TASK GOAL:
Give the material once more, word for word, without any images.

Records excerpted from a collection:
========================================

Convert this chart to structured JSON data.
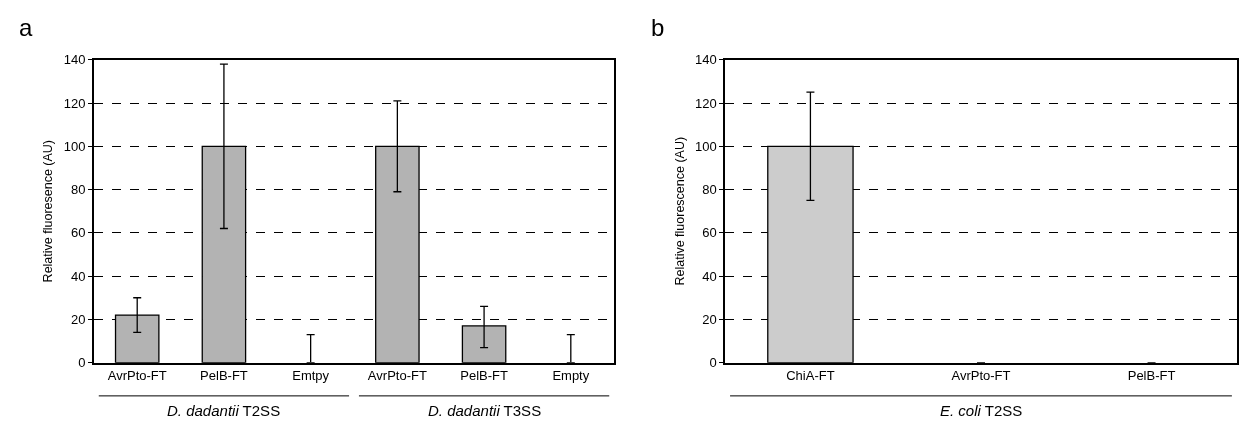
{
  "chart_data": [
    {
      "type": "bar",
      "title": "a",
      "ylabel": "Relative fluoresence (AU)",
      "categories": [
        "AvrPto-FT",
        "PelB-FT",
        "Emtpy",
        "AvrPto-FT",
        "PelB-FT",
        "Empty"
      ],
      "values": [
        22,
        100,
        0,
        100,
        17,
        0
      ],
      "color": "#b3b3b3",
      "errors": [
        [
          14,
          30
        ],
        [
          62,
          138
        ],
        [
          0,
          13
        ],
        [
          79,
          121
        ],
        [
          7,
          26
        ],
        [
          0,
          13
        ]
      ],
      "annotations": [
        "D. dadantii T2SS",
        "D. dadantii T3SS"
      ],
      "ylim": [
        0,
        140
      ],
      "yticks": [
        0,
        20,
        40,
        60,
        80,
        100,
        120,
        140
      ],
      "grid": "y",
      "line_style": "dashed"
    },
    {
      "type": "bar",
      "title": "b",
      "ylabel": "Relative fluorescence (AU)",
      "categories": [
        "ChiA-FT",
        "AvrPto-FT",
        "PelB-FT"
      ],
      "values": [
        100,
        0,
        0
      ],
      "color": "#cccccc",
      "errors": [
        [
          75,
          125
        ],
        null,
        null
      ],
      "annotations": [
        "E. coli T2SS"
      ],
      "ylim": [
        0,
        140
      ],
      "yticks": [
        0,
        20,
        40,
        60,
        80,
        100,
        120,
        140
      ],
      "grid": "y",
      "line_style": "dashed"
    }
  ]
}
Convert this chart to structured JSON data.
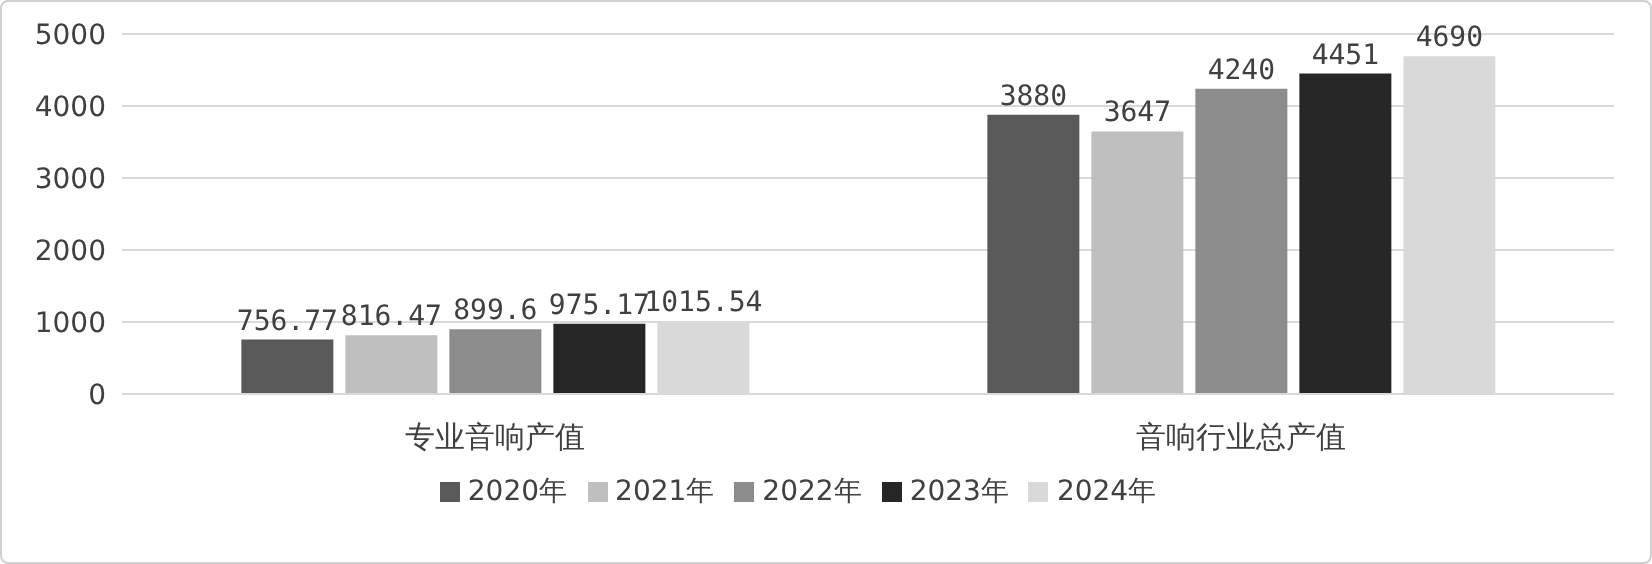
{
  "chart_data": {
    "type": "bar",
    "categories": [
      "专业音响产值",
      "音响行业总产值"
    ],
    "series": [
      {
        "name": "2020年",
        "color": "#595959",
        "values": [
          756.77,
          3880
        ]
      },
      {
        "name": "2021年",
        "color": "#bfbfbf",
        "values": [
          816.47,
          3647
        ]
      },
      {
        "name": "2022年",
        "color": "#8c8c8c",
        "values": [
          899.6,
          4240
        ]
      },
      {
        "name": "2023年",
        "color": "#262626",
        "values": [
          975.17,
          4451
        ]
      },
      {
        "name": "2024年",
        "color": "#d9d9d9",
        "values": [
          1015.54,
          4690
        ]
      }
    ],
    "ylim": [
      0,
      5000
    ],
    "yticks": [
      0,
      1000,
      2000,
      3000,
      4000,
      5000
    ],
    "grid": "y",
    "legend": "bottom",
    "data_labels": true
  }
}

========================================

WRITTEN SOLUTION:
Convert this chart to structured JSON data.
{
  "chart_data": [
    {
      "type": "bar",
      "title": "a",
      "ylabel": "Relative fluoresence (AU)",
      "categories": [
        "AvrPto-FT",
        "PelB-FT",
        "Emtpy",
        "AvrPto-FT",
        "PelB-FT",
        "Empty"
      ],
      "values": [
        22,
        100,
        0,
        100,
        17,
        0
      ],
      "color": "#b3b3b3",
      "errors": [
        [
          14,
          30
        ],
        [
          62,
          138
        ],
        [
          0,
          13
        ],
        [
          79,
          121
        ],
        [
          7,
          26
        ],
        [
          0,
          13
        ]
      ],
      "annotations": [
        "D. dadantii T2SS",
        "D. dadantii T3SS"
      ],
      "ylim": [
        0,
        140
      ],
      "yticks": [
        0,
        20,
        40,
        60,
        80,
        100,
        120,
        140
      ],
      "grid": "y",
      "line_style": "dashed"
    },
    {
      "type": "bar",
      "title": "b",
      "ylabel": "Relative fluorescence (AU)",
      "categories": [
        "ChiA-FT",
        "AvrPto-FT",
        "PelB-FT"
      ],
      "values": [
        100,
        0,
        0
      ],
      "color": "#cccccc",
      "errors": [
        [
          75,
          125
        ],
        null,
        null
      ],
      "annotations": [
        "E. coli T2SS"
      ],
      "ylim": [
        0,
        140
      ],
      "yticks": [
        0,
        20,
        40,
        60,
        80,
        100,
        120,
        140
      ],
      "grid": "y",
      "line_style": "dashed"
    }
  ]
}
Convert this chart to structured JSON data.
{
  "chart_data": {
    "type": "bar",
    "categories": [
      "专业音响产值",
      "音响行业总产值"
    ],
    "series": [
      {
        "name": "2020年",
        "color": "#595959",
        "values": [
          756.77,
          3880
        ]
      },
      {
        "name": "2021年",
        "color": "#bfbfbf",
        "values": [
          816.47,
          3647
        ]
      },
      {
        "name": "2022年",
        "color": "#8c8c8c",
        "values": [
          899.6,
          4240
        ]
      },
      {
        "name": "2023年",
        "color": "#262626",
        "values": [
          975.17,
          4451
        ]
      },
      {
        "name": "2024年",
        "color": "#d9d9d9",
        "values": [
          1015.54,
          4690
        ]
      }
    ],
    "ylim": [
      0,
      5000
    ],
    "yticks": [
      0,
      1000,
      2000,
      3000,
      4000,
      5000
    ],
    "grid": "y",
    "legend": "bottom",
    "data_labels": true
  }
}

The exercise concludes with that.